Take every line from the listing below that includes "warmside" and copy it.

[Dataset listings of figures]
--- start ---
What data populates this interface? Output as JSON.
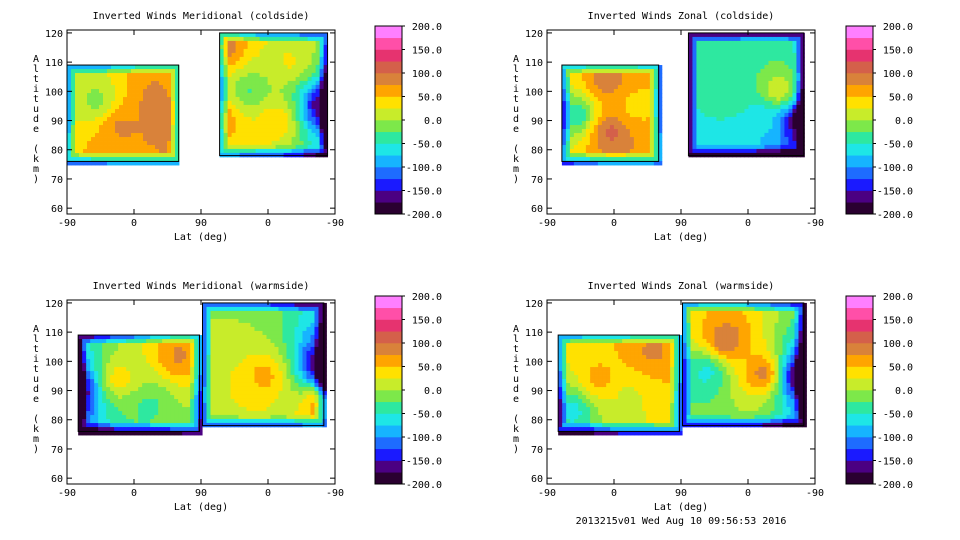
{
  "colors": {
    "background": "#ffffff",
    "axis": "#000000",
    "contour_line": "#000000",
    "colormap": [
      "#2a0030",
      "#4b0082",
      "#1a1aff",
      "#1e6cff",
      "#16b4ff",
      "#1ee6e6",
      "#2ee8a0",
      "#7de84a",
      "#c8ec2a",
      "#ffe100",
      "#ffa500",
      "#d9823a",
      "#d4604a",
      "#e6336f",
      "#ff4fa8",
      "#ff7fff"
    ]
  },
  "footer_text": "2013215v01 Wed Aug 10 09:56:53 2016",
  "chart_data": [
    {
      "type": "contour",
      "title": "Inverted Winds Meridional (coldside)",
      "xlabel": "Lat (deg)",
      "ylabel": "Altitude (km)",
      "x_tick_labels": [
        "-90",
        "0",
        "90",
        "0",
        "-90"
      ],
      "y_ticks": [
        60,
        70,
        80,
        90,
        100,
        110,
        120
      ],
      "ylim": [
        58,
        121
      ],
      "colorbar": {
        "min": -200,
        "max": 200,
        "labels": [
          "200.0",
          "150.0",
          "100.0",
          "50.0",
          "0.0",
          "-50.0",
          "-100.0",
          "-150.0",
          "-200.0"
        ]
      },
      "regions": [
        {
          "lat_range": [
            -90,
            60
          ],
          "alt_range": [
            76,
            109
          ],
          "hot_spots": [
            {
              "lat": -17,
              "alt": 88,
              "value": 80
            },
            {
              "lat": 40,
              "alt": 95,
              "value": 100
            },
            {
              "lat": 50,
              "alt": 101,
              "value": 70
            },
            {
              "lat": -50,
              "alt": 97,
              "value": -10
            }
          ]
        },
        {
          "lat_range": [
            115,
            260
          ],
          "alt_range": [
            78,
            120
          ],
          "hot_spots": [
            {
              "lat": 120,
              "alt": 115,
              "value": 90
            },
            {
              "lat": 120,
              "alt": 90,
              "value": 70
            },
            {
              "lat": 190,
              "alt": 90,
              "value": 50
            },
            {
              "lat": 210,
              "alt": 110,
              "value": 30
            },
            {
              "lat": 155,
              "alt": 100,
              "value": -30
            },
            {
              "lat": 255,
              "alt": 95,
              "value": -190
            }
          ]
        }
      ]
    },
    {
      "type": "contour",
      "title": "Inverted Winds Zonal (coldside)",
      "xlabel": "Lat (deg)",
      "ylabel": "Altitude (km)",
      "x_tick_labels": [
        "-90",
        "0",
        "90",
        "0",
        "-90"
      ],
      "y_ticks": [
        60,
        70,
        80,
        90,
        100,
        110,
        120
      ],
      "ylim": [
        58,
        121
      ],
      "colorbar": {
        "min": -200,
        "max": 200,
        "labels": [
          "200.0",
          "150.0",
          "100.0",
          "50.0",
          "0.0",
          "-50.0",
          "-100.0",
          "-150.0",
          "-200.0"
        ]
      },
      "regions": [
        {
          "lat_range": [
            -70,
            60
          ],
          "alt_range": [
            76,
            109
          ],
          "hot_spots": [
            {
              "lat": -5,
              "alt": 86,
              "value": 110
            },
            {
              "lat": -10,
              "alt": 103,
              "value": 90
            },
            {
              "lat": 30,
              "alt": 95,
              "value": 40
            },
            {
              "lat": -50,
              "alt": 92,
              "value": -50
            }
          ]
        },
        {
          "lat_range": [
            100,
            255
          ],
          "alt_range": [
            78,
            120
          ],
          "hot_spots": [
            {
              "lat": 200,
              "alt": 90,
              "value": -70
            },
            {
              "lat": 160,
              "alt": 98,
              "value": -40
            },
            {
              "lat": 220,
              "alt": 100,
              "value": 30
            },
            {
              "lat": 250,
              "alt": 90,
              "value": -200
            }
          ]
        }
      ]
    },
    {
      "type": "contour",
      "title": "Inverted Winds Meridional (warmside)",
      "xlabel": "Lat (deg)",
      "ylabel": "Altitude (km)",
      "x_tick_labels": [
        "-90",
        "0",
        "90",
        "0",
        "-90"
      ],
      "y_ticks": [
        60,
        70,
        80,
        90,
        100,
        110,
        120
      ],
      "ylim": [
        58,
        121
      ],
      "colorbar": {
        "min": -200,
        "max": 200,
        "labels": [
          "200.0",
          "150.0",
          "100.0",
          "50.0",
          "0.0",
          "-50.0",
          "-100.0",
          "-150.0",
          "-200.0"
        ]
      },
      "regions": [
        {
          "lat_range": [
            -75,
            88
          ],
          "alt_range": [
            76,
            109
          ],
          "hot_spots": [
            {
              "lat": 60,
              "alt": 102,
              "value": 80
            },
            {
              "lat": -20,
              "alt": 94,
              "value": 40
            },
            {
              "lat": -80,
              "alt": 90,
              "value": -200
            },
            {
              "lat": 20,
              "alt": 85,
              "value": -30
            }
          ]
        },
        {
          "lat_range": [
            92,
            255
          ],
          "alt_range": [
            78,
            120
          ],
          "hot_spots": [
            {
              "lat": 175,
              "alt": 95,
              "value": 60
            },
            {
              "lat": 250,
              "alt": 85,
              "value": 70
            },
            {
              "lat": 255,
              "alt": 98,
              "value": -200
            },
            {
              "lat": 130,
              "alt": 112,
              "value": 0
            }
          ]
        }
      ]
    },
    {
      "type": "contour",
      "title": "Inverted Winds Zonal (warmside)",
      "xlabel": "Lat (deg)",
      "ylabel": "Altitude (km)",
      "x_tick_labels": [
        "-90",
        "0",
        "90",
        "0",
        "-90"
      ],
      "y_ticks": [
        60,
        70,
        80,
        90,
        100,
        110,
        120
      ],
      "ylim": [
        58,
        121
      ],
      "colorbar": {
        "min": -200,
        "max": 200,
        "labels": [
          "200.0",
          "150.0",
          "100.0",
          "50.0",
          "0.0",
          "-50.0",
          "-100.0",
          "-150.0",
          "-200.0"
        ]
      },
      "regions": [
        {
          "lat_range": [
            -75,
            88
          ],
          "alt_range": [
            76,
            109
          ],
          "hot_spots": [
            {
              "lat": -20,
              "alt": 94,
              "value": 60
            },
            {
              "lat": 50,
              "alt": 103,
              "value": 80
            },
            {
              "lat": -55,
              "alt": 83,
              "value": -60
            },
            {
              "lat": 20,
              "alt": 88,
              "value": 20
            }
          ]
        },
        {
          "lat_range": [
            92,
            255
          ],
          "alt_range": [
            78,
            120
          ],
          "hot_spots": [
            {
              "lat": 150,
              "alt": 107,
              "value": 100
            },
            {
              "lat": 200,
              "alt": 96,
              "value": 90
            },
            {
              "lat": 125,
              "alt": 96,
              "value": -60
            },
            {
              "lat": 250,
              "alt": 95,
              "value": -200
            }
          ]
        }
      ]
    }
  ]
}
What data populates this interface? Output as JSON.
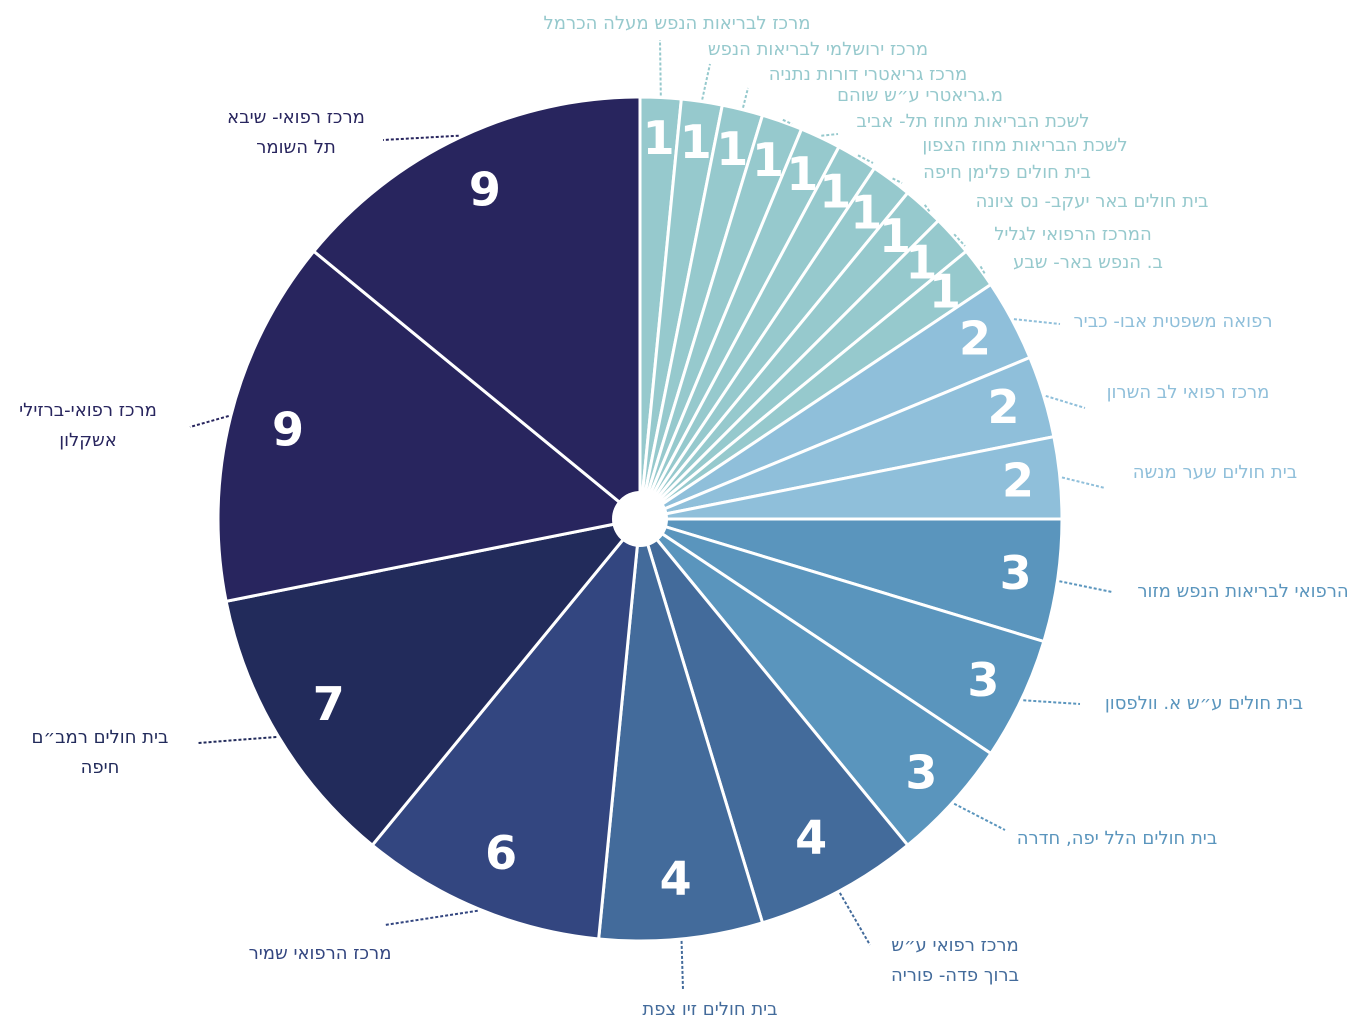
{
  "chart_data": {
    "type": "pie",
    "categories": [
      [
        "מרכז לבריאות הנפש מעלה הכרמל"
      ],
      [
        "מרכז ירושלמי לבריאות הנפש"
      ],
      [
        "מרכז גריאטרי דורות נתניה"
      ],
      [
        "מ.גריאטרי ע״ש שוהם"
      ],
      [
        "לשכת הבריאות מחוז תל- אביב"
      ],
      [
        "לשכת הבריאות מחוז הצפון"
      ],
      [
        "בית חולים פלימן חיפה"
      ],
      [
        "בית חולים באר יעקב- נס ציונה"
      ],
      [
        "המרכז הרפואי לגליל"
      ],
      [
        "ב. הנפש באר- שבע"
      ],
      [
        "רפואה משפטית אבו- כביר"
      ],
      [
        "מרכז רפואי לב השרון"
      ],
      [
        "בית חולים שער מנשה"
      ],
      [
        "הרפואי לבריאות הנפש מזור"
      ],
      [
        "בית חולים ע״ש א. וולפסון"
      ],
      [
        "בית חולים הלל יפה, חדרה"
      ],
      [
        "מרכז רפואי ע״ש",
        "ברוך פדה- פוריה"
      ],
      [
        "בית חולים זיו צפת"
      ],
      [
        "מרכז הרפואי שמיר"
      ],
      [
        "בית חולים רמב״ם",
        "חיפה"
      ],
      [
        "מרכז רפואי-ברזילי",
        "אשקלון"
      ],
      [
        "מרכז רפואי- שיבא",
        "תל השומר"
      ]
    ],
    "values": [
      1,
      1,
      1,
      1,
      1,
      1,
      1,
      1,
      1,
      1,
      2,
      2,
      2,
      3,
      3,
      3,
      4,
      4,
      6,
      7,
      9,
      9
    ],
    "colors": [
      "#96c9cd",
      "#96c9cd",
      "#96c9cd",
      "#96c9cd",
      "#96c9cd",
      "#96c9cd",
      "#96c9cd",
      "#96c9cd",
      "#96c9cd",
      "#96c9cd",
      "#8fbfda",
      "#8fbfda",
      "#8fbfda",
      "#5a95bd",
      "#5a95bd",
      "#5a95bd",
      "#436b9b",
      "#436b9b",
      "#334680",
      "#222b5b",
      "#28255e",
      "#28255e"
    ]
  }
}
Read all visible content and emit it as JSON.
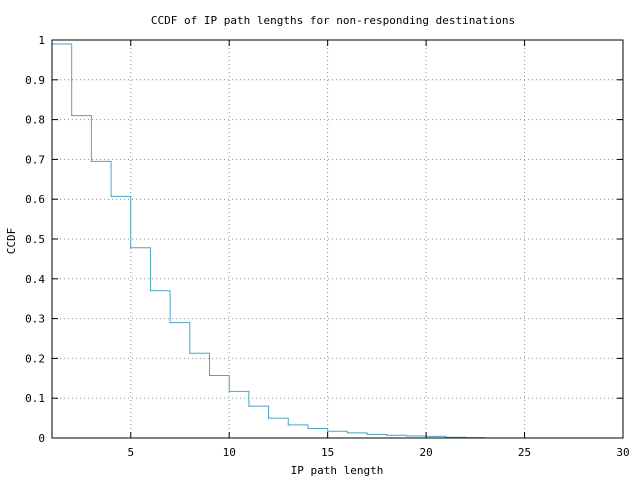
{
  "chart_data": {
    "type": "line",
    "step": true,
    "title": "CCDF of IP path lengths for non-responding destinations",
    "xlabel": "IP path length",
    "ylabel": "CCDF",
    "xlim": [
      1,
      30
    ],
    "ylim": [
      0,
      1
    ],
    "xticks": [
      5,
      10,
      15,
      20,
      25,
      30
    ],
    "yticks": [
      0,
      0.1,
      0.2,
      0.3,
      0.4,
      0.5,
      0.6,
      0.7,
      0.8,
      0.9,
      1
    ],
    "ytick_labels": [
      "0",
      "0.1",
      "0.2",
      "0.3",
      "0.4",
      "0.5",
      "0.6",
      "0.7",
      "0.8",
      "0.9",
      "1"
    ],
    "grid": true,
    "color": "#4aa5c8",
    "x": [
      1,
      2,
      3,
      4,
      5,
      6,
      7,
      8,
      9,
      10,
      11,
      12,
      13,
      14,
      15,
      16,
      17,
      18,
      19,
      20,
      21,
      22,
      23
    ],
    "y": [
      0.99,
      0.81,
      0.695,
      0.607,
      0.478,
      0.37,
      0.29,
      0.213,
      0.157,
      0.117,
      0.08,
      0.05,
      0.033,
      0.024,
      0.017,
      0.013,
      0.009,
      0.007,
      0.005,
      0.004,
      0.002,
      0.001,
      0
    ]
  }
}
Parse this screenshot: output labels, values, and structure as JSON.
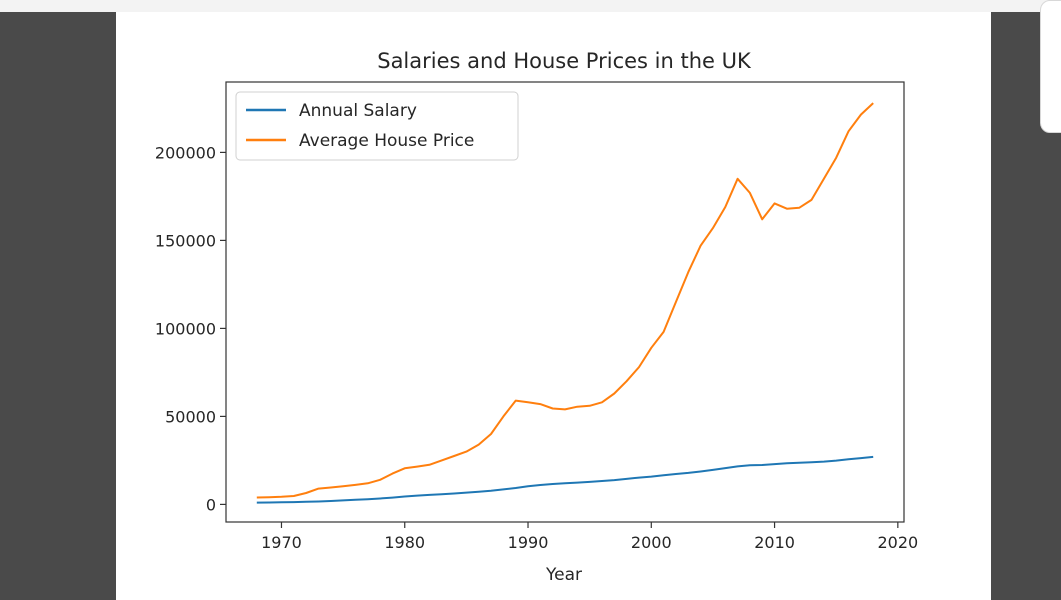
--- end ---
RESPONSE TO THIS EXERCISE ▸
      "title": "Inverted Winds Meridional (warmside)",
      "title": "Inverted Winds Zonal (warmside)",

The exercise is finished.